• **EXERCISE TASKS**
#1 For the article below on the uncounted ballots in the Arpaio race, say whether each statement agrees with it: (a) Organizers received reports that as many as 300,000 ballots might remain uncounted in Maricopa County. (b) Carmona's concern was confined to Maricopa County. (c) The media called Arpaio the winner after all precincts had reported. For each, answer yes or no and quote the words of the article that decide it.
#2 Write the next part of the article below on the uncounted ballots in the Arpaio race, starting after its last sentence.

• **PASSAGE SHOWN**
*** Block opens ***

Did Arizona Sheriff Joe Arpaio Really Win?
Did Maricopa County Sheriff Joe Arpaio—the face of Arizona’s anti-immigrant movement—really win a sixth term of office on Tuesday?
That is one question that Latino organizers are asking Wednesday after receiving reports that perhaps as many as 300,000 ballots remain uncounted in Maricopa County, with what they say are a sizeable proportion coming from non-white voters who unexpectedly were given provisional ballots after their names were not on polling place voter lists.
“These are folks that were registered to vote. They showed up. Many of them were not found in their voter rolls. And it’s disproportionately among Latinos,” said Arturo Carmona, executive director of Presente Action. “Those votes must be counted. It’s not only the right thing to do. It would set a horrible precedent for the future of Arizona to disregard hundreds of thousands of Latino voters. It calls for national attention.”
Carmona was most concerned about voters in Maricopa County, the state’s largest, and Yuma County. In the Maricopa sheriff’s race, the media called Arpaio the winner in a three-way race with 82 percent of precincts reporting Tuesday’s polling place returns.

*** Block closes ***

• **RECORD EXCERPTS**
*** Block opens ***

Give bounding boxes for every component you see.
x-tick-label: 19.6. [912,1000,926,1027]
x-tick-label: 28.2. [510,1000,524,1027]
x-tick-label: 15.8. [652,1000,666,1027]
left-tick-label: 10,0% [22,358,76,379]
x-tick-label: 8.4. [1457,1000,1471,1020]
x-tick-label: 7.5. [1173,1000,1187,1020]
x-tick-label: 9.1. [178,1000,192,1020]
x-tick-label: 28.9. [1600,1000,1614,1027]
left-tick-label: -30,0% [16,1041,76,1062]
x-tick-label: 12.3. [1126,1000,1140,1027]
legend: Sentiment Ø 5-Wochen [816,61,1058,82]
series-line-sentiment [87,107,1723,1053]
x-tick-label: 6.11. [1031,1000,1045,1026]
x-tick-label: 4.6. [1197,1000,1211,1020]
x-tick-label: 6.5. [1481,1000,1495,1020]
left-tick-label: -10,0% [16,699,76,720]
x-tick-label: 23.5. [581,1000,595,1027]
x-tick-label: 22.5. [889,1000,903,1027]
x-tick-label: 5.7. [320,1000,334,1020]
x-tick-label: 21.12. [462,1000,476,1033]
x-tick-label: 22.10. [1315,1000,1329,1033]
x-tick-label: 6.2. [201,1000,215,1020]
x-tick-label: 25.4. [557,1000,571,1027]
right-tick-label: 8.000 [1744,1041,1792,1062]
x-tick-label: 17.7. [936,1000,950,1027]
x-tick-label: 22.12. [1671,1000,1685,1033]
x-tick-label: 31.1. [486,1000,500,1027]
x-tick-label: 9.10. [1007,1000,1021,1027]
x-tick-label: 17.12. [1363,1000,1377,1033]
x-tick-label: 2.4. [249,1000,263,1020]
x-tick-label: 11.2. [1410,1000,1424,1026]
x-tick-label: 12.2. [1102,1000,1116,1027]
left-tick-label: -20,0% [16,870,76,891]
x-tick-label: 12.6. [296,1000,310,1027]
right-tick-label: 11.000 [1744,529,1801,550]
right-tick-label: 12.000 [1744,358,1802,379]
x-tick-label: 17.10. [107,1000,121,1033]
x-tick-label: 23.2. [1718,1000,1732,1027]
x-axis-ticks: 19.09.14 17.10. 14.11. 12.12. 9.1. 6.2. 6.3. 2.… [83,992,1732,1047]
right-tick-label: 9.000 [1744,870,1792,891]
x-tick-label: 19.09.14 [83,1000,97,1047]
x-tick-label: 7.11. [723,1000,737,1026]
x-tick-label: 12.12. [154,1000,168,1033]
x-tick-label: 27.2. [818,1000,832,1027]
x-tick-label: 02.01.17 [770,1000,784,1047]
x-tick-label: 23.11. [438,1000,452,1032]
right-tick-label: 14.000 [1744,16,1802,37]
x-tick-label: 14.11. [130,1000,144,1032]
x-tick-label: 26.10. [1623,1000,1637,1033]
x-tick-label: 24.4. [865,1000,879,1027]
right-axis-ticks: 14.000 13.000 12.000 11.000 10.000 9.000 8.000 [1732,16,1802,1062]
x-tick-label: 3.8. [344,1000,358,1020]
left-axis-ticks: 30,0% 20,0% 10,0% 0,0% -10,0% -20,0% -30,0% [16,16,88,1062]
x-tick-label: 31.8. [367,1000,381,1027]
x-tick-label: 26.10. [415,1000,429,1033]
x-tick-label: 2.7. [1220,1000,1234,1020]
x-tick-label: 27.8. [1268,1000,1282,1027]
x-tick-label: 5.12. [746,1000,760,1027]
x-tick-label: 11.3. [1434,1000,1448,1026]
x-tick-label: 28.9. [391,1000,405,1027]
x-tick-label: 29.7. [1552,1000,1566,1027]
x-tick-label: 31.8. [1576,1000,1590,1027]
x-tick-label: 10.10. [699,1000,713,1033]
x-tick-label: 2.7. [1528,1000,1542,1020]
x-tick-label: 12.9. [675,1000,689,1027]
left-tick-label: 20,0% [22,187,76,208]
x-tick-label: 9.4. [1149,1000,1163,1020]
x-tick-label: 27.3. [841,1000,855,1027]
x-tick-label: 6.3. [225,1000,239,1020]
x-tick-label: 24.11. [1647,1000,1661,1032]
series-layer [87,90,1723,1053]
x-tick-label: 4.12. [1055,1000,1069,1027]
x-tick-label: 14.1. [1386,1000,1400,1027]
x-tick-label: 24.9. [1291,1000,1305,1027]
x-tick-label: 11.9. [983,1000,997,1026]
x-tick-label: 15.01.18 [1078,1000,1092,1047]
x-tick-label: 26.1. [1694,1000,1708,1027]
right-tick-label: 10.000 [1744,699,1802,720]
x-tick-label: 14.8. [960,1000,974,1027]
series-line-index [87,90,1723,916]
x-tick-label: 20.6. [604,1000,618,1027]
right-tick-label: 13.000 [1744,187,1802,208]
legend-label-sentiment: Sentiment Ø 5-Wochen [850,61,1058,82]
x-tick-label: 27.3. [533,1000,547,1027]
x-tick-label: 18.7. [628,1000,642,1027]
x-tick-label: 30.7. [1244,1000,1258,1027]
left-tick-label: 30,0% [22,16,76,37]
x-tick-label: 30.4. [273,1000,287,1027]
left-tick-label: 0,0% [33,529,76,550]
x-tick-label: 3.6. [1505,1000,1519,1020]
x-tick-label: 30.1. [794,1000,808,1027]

*** Block closes ***

• **RESPONSES PER TASK**
#1
(a) Yes: "perhaps as many as 300,000 ballots remain uncounted in Maricopa County"
(b) No: "Carmona was most concerned about voters in Maricopa County, the state’s largest, and Yuma County."
(c) No: "with 82 percent of precincts reporting Tuesday’s polling place returns"

#2
According to Maricopa County officials Arpaio had 469,407 votes or 53 percent of the vote as of 1 A.M. Wednesday morning when the Election Day ballot counting stopped, compared to his closest challenger, Democrat Paul Penzone, who had 381,284 votes or 43 percent. According to AzCentral.com, Penzone conceded defeat at about 10 P.M. on Tuesday night before a crowd of supporters.
However, that concession is not being accepted as the last word on who legally won by Latino organizers, who say that until all the votes are counted there is still a chance to beat Arpaio.
“We’re not conceding anything until every vote is counted,” Randy Parraz, head of Citizens for a Better Arizona, told the Huffington Post. “They’re just going to act like, ‘Oh, the election’s over. Arpaio wins.’ Hell no!”
There are reasons for Latino organizers to distrust Maricopa County election officials. Before the election, the county sent out notices to voters with the Spanish language version not having the correct day of the election—it said Wednesday while the English language version said Tuesday. County officials said that was an error and subsequently sent out additional correct notices.
On Tuesday, Maricopa County was one of 51 jurisdictions in 23 states where the federal Justice Department sent election monitors.
On Wednesday, state and Maricopa County election officials reached by AlterNet said there were many reasons why the county had so many uncounted ballots, which did not only include provisional ballots but also mail-in ballots that were dropped off at polling places on Tuesday and overseas ballots.
Yvonne Reed, a spokeswoman for the office, said the county was trying to determine how many mail-in and provisional ballots needed to be counted, saying that combined figure could be several hundred thousand. She said the county hoped to have that figure by later this week.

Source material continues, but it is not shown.